Directive: Pictures do not belong in the copy. Return all of the entries exactly.

Materials provided:

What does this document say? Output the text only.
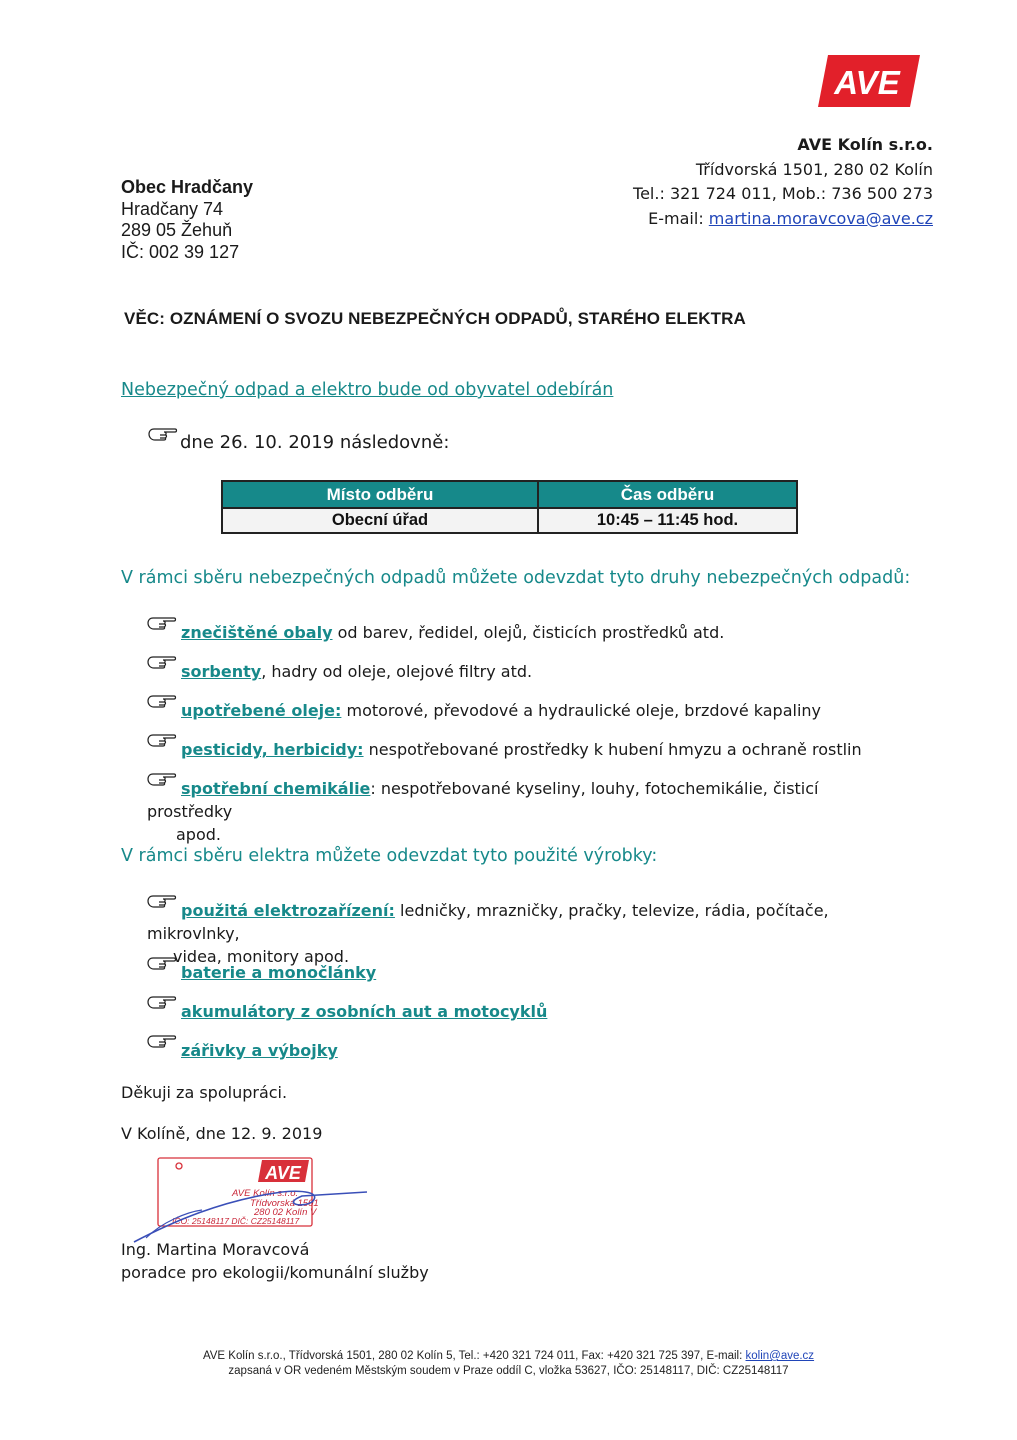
AVE
AVE Kolín s.r.o.
Třídvorská 1501, 280 02 Kolín
Tel.: 321 724 011, Mob.: 736 500 273
E-mail: martina.moravcova@ave.cz
Obec Hradčany
Hradčany 74
289 05 Žehuň
IČ: 002 39 127
VĚC: OZNÁMENÍ O SVOZU NEBEZPEČNÝCH ODPADŮ, STARÉHO ELEKTRA
Nebezpečný odpad a elektro bude od obyvatel odebírán
dne 26. 10. 2019 následovně:
Místo odběru	Čas odběru
Obecní úřad	10:45 – 11:45 hod.
V rámci sběru nebezpečných odpadů můžete odevzdat tyto druhy nebezpečných odpadů:
znečištěné obaly od barev, ředidel, olejů, čisticích prostředků atd.
sorbenty, hadry od oleje, olejové filtry atd.
upotřebené oleje: motorové, převodové a hydraulické oleje, brzdové kapaliny
pesticidy, herbicidy: nespotřebované prostředky k hubení hmyzu a ochraně rostlin
spotřební chemikálie: nespotřebované kyseliny, louhy, fotochemikálie, čisticí prostředky
apod.
V rámci sběru elektra můžete odevzdat tyto použité výrobky:
použitá elektrozařízení: ledničky, mrazničky, pračky, televize, rádia, počítače, mikrovlnky,
videa, monitory apod.
baterie a monočlánky
akumulátory z osobních aut a motocyklů
zářivky a výbojky
Děkuji za spolupráci.
V Kolíně, dne 12. 9. 2019
AVE
AVE Kolín s.r.o.
Třídvorská 1501
280 02 Kolín V
IČO: 25148117 DIČ: CZ25148117
Ing. Martina Moravcová
poradce pro ekologii/komunální služby
AVE Kolín s.r.o., Třídvorská 1501, 280 02 Kolín 5, Tel.: +420 321 724 011, Fax: +420 321 725 397, E-mail: kolin@ave.cz
zapsaná v OR vedeném Městským soudem v Praze oddíl C, vložka 53627, IČO: 25148117, DIČ: CZ25148117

Written reply:
What does this document say? Output the text only.
AVE
AVE Kolín s.r.o.
Třídvorská 1501, 280 02 Kolín
Tel.: 321 724 011, Mob.: 736 500 273
E-mail: martina.moravcova@ave.cz
Obec Hradčany
Hradčany 74
289 05 Žehuň
IČ: 002 39 127
VĚC: OZNÁMENÍ O SVOZU NEBEZPEČNÝCH ODPADŮ, STARÉHO ELEKTRA
Nebezpečný odpad a elektro bude od obyvatel odebírán
dne 26. 10. 2019 následovně:
Místo odběru	Čas odběru
Obecní úřad	10:45 – 11:45 hod.
V rámci sběru nebezpečných odpadů můžete odevzdat tyto druhy nebezpečných odpadů:
znečištěné obaly od barev, ředidel, olejů, čisticích prostředků atd.
sorbenty, hadry od oleje, olejové filtry atd.
upotřebené oleje: motorové, převodové a hydraulické oleje, brzdové kapaliny
pesticidy, herbicidy: nespotřebované prostředky k hubení hmyzu a ochraně rostlin
spotřební chemikálie: nespotřebované kyseliny, louhy, fotochemikálie, čisticí prostředky
apod.
V rámci sběru elektra můžete odevzdat tyto použité výrobky:
použitá elektrozařízení: ledničky, mrazničky, pračky, televize, rádia, počítače, mikrovlnky,
videa, monitory apod.
baterie a monočlánky
akumulátory z osobních aut a motocyklů
zářivky a výbojky
Děkuji za spolupráci.
V Kolíně, dne 12. 9. 2019
AVE
AVE Kolín s.r.o.
Třídvorská 1501
280 02 Kolín V
IČO: 25148117 DIČ: CZ25148117
Ing. Martina Moravcová
poradce pro ekologii/komunální služby
AVE Kolín s.r.o., Třídvorská 1501, 280 02 Kolín 5, Tel.: +420 321 724 011, Fax: +420 321 725 397, E-mail: kolin@ave.cz
zapsaná v OR vedeném Městským soudem v Praze oddíl C, vložka 53627, IČO: 25148117, DIČ: CZ25148117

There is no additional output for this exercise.